PROBLEM STATEMENT -> Search the data for the string "average" and extract every line where it appears.

DATA SECTION ->
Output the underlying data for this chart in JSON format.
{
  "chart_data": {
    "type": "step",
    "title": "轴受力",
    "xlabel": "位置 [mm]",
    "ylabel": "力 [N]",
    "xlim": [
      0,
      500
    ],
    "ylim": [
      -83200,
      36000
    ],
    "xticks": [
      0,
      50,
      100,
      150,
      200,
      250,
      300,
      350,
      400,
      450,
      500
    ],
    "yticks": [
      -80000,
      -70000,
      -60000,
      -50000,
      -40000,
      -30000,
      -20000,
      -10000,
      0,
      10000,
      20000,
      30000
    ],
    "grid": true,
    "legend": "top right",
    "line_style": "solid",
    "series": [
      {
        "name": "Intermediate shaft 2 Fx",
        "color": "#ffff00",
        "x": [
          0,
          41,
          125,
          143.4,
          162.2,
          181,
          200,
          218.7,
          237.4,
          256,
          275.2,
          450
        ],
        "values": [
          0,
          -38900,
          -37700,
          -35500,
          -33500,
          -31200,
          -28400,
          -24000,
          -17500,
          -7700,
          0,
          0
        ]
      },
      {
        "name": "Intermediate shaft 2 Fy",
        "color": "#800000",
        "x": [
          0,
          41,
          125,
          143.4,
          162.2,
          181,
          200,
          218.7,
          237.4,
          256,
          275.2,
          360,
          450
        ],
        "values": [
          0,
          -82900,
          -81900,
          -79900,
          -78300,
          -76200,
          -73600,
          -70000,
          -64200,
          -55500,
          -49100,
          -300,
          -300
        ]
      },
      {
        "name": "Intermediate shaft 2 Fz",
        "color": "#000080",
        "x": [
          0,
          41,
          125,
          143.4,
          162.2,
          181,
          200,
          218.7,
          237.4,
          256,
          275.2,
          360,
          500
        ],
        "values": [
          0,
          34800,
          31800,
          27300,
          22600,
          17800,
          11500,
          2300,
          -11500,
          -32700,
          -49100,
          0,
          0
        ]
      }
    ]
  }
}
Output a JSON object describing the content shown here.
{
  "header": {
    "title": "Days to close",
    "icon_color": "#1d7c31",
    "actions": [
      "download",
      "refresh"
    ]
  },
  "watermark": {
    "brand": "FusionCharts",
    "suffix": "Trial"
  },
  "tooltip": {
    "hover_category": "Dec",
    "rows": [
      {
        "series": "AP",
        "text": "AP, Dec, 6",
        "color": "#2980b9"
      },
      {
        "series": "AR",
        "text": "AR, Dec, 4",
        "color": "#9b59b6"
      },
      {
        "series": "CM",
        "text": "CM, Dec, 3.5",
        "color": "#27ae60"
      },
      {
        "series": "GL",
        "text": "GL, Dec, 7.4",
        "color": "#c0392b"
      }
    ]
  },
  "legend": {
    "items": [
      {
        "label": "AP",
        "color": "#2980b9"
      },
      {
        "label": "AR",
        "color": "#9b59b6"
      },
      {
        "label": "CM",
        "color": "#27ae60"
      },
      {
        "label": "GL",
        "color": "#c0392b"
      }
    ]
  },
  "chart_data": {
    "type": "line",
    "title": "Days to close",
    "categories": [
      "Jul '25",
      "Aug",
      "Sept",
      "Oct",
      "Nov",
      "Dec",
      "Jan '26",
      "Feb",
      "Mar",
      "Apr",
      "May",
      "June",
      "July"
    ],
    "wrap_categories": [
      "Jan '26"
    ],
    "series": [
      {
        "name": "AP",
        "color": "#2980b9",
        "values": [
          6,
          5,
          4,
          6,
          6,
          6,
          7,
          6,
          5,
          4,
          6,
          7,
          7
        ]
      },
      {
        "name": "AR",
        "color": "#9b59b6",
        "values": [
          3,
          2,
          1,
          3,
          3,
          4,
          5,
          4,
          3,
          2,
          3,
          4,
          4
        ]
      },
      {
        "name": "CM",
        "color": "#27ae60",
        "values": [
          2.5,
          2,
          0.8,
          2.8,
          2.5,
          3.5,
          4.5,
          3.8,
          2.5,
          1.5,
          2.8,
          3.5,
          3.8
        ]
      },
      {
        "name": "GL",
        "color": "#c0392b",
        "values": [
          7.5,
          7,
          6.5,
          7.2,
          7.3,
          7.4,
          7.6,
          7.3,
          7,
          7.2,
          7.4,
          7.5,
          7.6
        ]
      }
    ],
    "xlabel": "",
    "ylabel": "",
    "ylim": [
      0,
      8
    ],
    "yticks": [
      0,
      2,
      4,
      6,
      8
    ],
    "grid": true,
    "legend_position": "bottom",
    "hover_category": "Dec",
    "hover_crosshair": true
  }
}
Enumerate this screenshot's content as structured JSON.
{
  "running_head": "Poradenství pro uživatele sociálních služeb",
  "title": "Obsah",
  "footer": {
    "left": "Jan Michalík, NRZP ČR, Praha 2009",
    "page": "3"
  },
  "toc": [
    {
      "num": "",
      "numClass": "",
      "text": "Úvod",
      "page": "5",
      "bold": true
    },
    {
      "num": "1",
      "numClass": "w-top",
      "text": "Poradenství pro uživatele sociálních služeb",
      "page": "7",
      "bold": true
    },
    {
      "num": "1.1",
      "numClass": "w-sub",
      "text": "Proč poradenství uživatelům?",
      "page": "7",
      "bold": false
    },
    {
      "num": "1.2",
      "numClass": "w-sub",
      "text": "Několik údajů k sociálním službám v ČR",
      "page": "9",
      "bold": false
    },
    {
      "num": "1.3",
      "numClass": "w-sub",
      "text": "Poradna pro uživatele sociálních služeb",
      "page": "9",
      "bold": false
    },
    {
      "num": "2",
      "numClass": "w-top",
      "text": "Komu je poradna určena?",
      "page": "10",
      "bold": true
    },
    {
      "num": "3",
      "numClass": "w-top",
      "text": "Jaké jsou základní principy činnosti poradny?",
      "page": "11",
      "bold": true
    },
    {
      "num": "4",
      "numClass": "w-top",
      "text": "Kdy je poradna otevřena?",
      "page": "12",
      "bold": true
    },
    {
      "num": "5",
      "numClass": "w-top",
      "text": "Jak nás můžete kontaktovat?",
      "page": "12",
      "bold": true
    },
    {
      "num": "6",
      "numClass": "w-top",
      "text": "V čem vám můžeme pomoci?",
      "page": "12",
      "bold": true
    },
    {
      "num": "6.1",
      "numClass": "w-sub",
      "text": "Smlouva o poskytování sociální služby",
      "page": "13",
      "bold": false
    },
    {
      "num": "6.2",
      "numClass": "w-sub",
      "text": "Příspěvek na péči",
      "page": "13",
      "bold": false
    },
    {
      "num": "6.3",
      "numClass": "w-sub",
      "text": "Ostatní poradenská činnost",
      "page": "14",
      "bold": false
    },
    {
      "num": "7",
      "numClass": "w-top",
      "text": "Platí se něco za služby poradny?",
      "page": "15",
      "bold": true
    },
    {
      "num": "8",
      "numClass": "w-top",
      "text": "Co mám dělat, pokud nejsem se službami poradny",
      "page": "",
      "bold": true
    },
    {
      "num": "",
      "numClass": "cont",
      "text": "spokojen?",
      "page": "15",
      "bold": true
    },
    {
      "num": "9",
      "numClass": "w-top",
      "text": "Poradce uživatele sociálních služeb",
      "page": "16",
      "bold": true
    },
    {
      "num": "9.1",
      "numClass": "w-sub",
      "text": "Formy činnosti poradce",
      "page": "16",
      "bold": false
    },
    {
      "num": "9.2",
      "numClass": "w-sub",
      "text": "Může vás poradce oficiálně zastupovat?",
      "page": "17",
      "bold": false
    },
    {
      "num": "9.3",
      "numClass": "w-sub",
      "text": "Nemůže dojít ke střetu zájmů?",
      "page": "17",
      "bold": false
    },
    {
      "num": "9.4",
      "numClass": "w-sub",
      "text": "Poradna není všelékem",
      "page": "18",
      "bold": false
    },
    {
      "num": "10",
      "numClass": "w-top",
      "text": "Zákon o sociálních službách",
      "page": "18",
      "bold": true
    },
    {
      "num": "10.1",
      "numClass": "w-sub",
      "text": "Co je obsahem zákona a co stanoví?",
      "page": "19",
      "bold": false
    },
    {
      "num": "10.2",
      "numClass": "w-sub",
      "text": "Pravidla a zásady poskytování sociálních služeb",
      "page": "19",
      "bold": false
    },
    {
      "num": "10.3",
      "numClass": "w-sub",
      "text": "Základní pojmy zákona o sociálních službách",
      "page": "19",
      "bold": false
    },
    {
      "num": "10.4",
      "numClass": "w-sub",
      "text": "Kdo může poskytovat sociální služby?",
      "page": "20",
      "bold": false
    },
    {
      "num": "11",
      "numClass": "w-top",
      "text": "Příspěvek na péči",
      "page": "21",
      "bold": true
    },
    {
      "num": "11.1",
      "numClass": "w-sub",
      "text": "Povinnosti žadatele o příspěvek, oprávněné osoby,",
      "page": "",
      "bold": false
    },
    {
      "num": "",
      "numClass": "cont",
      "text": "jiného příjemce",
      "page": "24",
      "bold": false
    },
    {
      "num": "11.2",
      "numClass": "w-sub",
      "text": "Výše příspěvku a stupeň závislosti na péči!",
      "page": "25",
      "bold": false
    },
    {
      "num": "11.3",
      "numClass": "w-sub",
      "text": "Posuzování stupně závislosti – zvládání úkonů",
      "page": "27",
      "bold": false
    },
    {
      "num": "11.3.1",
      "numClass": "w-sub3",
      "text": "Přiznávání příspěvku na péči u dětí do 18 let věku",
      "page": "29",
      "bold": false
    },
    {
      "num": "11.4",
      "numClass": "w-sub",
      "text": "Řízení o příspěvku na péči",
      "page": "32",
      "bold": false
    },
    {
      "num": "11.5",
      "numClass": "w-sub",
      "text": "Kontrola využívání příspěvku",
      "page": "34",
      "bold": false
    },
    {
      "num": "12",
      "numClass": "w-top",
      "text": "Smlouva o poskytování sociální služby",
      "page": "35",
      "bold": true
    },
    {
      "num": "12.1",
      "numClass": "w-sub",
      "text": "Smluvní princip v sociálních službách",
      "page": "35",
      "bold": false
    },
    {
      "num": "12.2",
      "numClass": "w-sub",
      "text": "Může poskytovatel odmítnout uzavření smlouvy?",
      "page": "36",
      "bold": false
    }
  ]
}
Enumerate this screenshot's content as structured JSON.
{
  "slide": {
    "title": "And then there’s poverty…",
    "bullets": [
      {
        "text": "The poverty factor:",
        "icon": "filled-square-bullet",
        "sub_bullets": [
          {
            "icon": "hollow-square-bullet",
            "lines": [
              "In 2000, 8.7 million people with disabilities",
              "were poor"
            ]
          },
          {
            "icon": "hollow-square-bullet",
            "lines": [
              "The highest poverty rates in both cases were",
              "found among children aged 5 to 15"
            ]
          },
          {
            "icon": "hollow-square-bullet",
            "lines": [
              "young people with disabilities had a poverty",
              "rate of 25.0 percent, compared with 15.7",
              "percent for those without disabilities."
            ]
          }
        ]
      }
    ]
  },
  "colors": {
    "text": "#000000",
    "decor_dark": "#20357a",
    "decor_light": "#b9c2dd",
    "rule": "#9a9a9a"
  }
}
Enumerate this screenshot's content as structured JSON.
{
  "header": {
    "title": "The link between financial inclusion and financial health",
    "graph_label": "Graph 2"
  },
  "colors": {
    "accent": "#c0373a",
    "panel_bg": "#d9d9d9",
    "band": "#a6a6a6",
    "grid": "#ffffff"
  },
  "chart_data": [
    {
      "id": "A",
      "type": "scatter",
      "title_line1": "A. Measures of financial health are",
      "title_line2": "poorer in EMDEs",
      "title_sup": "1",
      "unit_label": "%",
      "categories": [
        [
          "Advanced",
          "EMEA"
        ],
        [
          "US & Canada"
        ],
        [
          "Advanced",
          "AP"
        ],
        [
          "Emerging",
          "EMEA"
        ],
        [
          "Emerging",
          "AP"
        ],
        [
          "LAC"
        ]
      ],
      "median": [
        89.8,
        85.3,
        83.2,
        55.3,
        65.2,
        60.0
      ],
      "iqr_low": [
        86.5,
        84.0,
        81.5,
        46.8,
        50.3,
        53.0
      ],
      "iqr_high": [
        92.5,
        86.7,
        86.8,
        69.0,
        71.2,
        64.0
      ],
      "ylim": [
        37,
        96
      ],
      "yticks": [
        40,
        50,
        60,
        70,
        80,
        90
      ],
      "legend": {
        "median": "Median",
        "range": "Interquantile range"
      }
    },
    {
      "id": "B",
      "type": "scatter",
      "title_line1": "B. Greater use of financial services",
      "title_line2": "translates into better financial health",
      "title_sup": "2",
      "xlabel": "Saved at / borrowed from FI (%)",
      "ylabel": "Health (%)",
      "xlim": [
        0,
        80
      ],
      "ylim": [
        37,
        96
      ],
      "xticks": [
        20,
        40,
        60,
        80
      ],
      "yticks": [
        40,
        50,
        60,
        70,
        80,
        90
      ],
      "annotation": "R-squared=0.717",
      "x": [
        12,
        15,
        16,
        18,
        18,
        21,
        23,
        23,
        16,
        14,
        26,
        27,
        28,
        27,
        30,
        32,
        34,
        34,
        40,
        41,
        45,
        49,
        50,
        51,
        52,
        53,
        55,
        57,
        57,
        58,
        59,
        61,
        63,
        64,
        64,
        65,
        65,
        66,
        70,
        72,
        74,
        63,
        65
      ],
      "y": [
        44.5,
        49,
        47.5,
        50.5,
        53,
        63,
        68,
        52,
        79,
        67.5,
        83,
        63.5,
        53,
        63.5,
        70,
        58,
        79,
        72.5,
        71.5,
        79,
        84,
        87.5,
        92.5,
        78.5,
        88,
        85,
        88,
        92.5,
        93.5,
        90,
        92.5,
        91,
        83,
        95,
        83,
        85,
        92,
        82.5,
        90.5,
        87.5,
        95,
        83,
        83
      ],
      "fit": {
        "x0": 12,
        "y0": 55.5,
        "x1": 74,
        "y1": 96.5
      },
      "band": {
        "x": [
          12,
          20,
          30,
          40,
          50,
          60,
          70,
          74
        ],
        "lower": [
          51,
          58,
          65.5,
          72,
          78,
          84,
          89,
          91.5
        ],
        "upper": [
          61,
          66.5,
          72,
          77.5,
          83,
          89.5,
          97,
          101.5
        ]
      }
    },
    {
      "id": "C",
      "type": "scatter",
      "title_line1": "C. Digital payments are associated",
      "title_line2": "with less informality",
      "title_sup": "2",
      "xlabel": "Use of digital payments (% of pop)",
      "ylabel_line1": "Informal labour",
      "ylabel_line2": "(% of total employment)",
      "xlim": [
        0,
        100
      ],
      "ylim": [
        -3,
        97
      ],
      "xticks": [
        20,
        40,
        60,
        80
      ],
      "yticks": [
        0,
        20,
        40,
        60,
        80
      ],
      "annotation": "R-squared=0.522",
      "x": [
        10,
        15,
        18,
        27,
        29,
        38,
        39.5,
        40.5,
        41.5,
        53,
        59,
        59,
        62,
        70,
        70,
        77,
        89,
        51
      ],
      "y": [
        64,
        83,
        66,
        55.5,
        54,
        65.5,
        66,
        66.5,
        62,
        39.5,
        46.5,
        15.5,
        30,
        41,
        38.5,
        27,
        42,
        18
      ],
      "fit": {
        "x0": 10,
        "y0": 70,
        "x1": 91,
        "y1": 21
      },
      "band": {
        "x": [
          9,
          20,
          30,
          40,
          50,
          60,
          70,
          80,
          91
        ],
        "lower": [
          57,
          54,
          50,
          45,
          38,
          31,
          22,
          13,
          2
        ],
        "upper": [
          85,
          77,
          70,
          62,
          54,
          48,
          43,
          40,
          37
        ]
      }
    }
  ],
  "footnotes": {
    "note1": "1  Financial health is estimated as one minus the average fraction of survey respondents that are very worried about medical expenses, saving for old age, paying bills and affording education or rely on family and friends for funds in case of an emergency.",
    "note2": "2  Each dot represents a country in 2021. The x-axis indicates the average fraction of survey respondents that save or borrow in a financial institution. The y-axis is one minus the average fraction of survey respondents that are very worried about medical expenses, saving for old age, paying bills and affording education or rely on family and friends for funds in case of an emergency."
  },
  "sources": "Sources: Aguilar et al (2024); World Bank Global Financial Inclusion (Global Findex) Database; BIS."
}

REPLY ->
    "note1": "1  Financial health is estimated as one minus the average fraction of survey respondents that are very worried about medical expenses, saving for old age, paying bills and affording education or rely on family and friends for funds in case of an emergency.",
    "note2": "2  Each dot represents a country in 2021. The x-axis indicates the average fraction of survey respondents that save or borrow in a financial institution. The y-axis is one minus the average fraction of survey respondents that are very worried about medical expenses, saving for old age, paying bills and affording education or rely on family and friends for funds in case of an emergency."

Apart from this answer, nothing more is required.